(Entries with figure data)
+++

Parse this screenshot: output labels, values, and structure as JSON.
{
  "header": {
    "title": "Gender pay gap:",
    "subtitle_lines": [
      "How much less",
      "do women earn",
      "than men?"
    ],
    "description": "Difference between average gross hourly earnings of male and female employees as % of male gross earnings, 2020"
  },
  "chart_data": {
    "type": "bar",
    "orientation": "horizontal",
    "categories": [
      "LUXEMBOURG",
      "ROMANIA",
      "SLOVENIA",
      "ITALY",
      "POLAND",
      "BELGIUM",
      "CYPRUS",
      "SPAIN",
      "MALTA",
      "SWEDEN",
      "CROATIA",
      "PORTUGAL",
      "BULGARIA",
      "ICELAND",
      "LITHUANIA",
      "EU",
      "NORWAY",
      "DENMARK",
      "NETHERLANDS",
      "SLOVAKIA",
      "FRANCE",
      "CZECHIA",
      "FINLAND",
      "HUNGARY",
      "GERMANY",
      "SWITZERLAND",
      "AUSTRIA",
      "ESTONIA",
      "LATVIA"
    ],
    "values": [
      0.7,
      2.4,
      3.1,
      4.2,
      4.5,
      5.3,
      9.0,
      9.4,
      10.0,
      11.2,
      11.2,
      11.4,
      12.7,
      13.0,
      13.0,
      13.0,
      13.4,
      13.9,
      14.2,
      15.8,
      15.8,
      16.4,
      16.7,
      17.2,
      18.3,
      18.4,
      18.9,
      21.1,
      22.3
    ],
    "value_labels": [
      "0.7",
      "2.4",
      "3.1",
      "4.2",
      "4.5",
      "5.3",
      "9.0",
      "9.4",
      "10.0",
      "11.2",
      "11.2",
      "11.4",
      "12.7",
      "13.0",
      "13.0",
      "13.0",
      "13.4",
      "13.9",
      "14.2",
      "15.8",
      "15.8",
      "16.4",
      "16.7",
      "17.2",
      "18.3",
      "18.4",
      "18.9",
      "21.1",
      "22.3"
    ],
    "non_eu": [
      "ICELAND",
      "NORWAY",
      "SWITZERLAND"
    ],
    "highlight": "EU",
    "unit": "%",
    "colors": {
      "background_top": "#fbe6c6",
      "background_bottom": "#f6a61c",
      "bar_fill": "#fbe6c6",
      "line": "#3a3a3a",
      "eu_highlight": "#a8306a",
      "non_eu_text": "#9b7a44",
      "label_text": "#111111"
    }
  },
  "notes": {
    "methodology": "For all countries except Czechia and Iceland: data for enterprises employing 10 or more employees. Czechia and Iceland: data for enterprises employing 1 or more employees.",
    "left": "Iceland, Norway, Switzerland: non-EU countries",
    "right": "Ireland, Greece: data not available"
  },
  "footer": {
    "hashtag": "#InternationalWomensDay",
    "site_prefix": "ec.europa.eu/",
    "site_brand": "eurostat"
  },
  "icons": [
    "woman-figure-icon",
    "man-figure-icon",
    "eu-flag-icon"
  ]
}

+++

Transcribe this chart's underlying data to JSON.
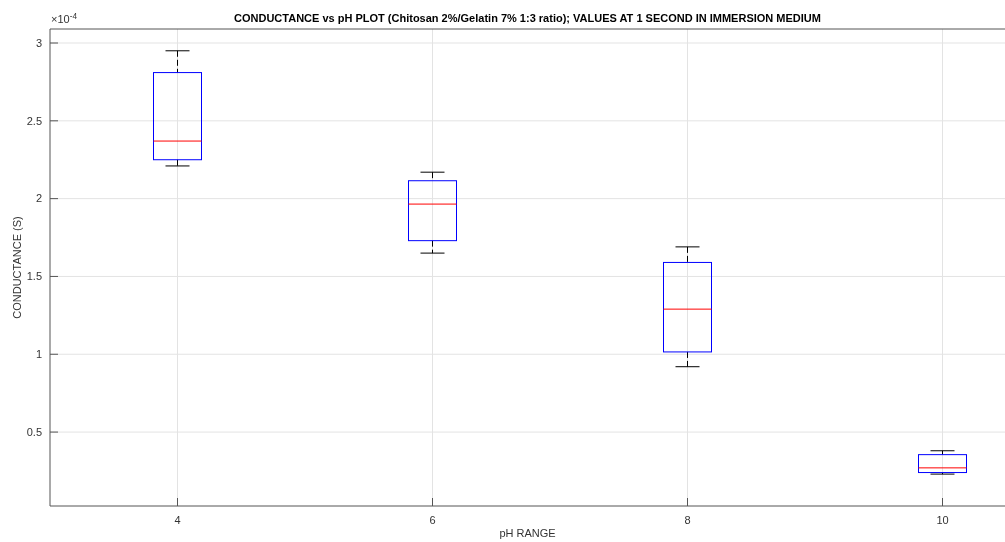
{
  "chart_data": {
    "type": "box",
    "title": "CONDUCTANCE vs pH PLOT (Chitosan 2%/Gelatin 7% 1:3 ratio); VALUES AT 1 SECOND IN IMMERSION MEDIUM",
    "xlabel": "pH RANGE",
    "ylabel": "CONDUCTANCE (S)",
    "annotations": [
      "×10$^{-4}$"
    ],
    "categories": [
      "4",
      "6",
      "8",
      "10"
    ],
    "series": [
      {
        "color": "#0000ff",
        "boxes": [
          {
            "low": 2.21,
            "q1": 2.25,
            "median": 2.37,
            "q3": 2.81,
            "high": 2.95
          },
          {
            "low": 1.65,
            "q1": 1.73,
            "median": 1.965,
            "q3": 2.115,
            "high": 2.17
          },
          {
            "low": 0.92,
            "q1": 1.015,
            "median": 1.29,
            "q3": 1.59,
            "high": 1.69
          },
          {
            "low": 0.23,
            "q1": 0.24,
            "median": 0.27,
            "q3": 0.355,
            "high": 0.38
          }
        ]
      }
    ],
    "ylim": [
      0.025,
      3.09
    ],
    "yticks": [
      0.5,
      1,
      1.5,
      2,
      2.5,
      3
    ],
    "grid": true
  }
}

+++

* EXERCISE DIRECTIONS
Pick out the lines that include the word "employees" and write them out.

* FULL RESPONSE
    "description": "Difference between average gross hourly earnings of male and female employees as % of male gross earnings, 2020"
    "methodology": "For all countries except Czechia and Iceland: data for enterprises employing 10 or more employees. Czechia and Iceland: data for enterprises employing 1 or more employees.",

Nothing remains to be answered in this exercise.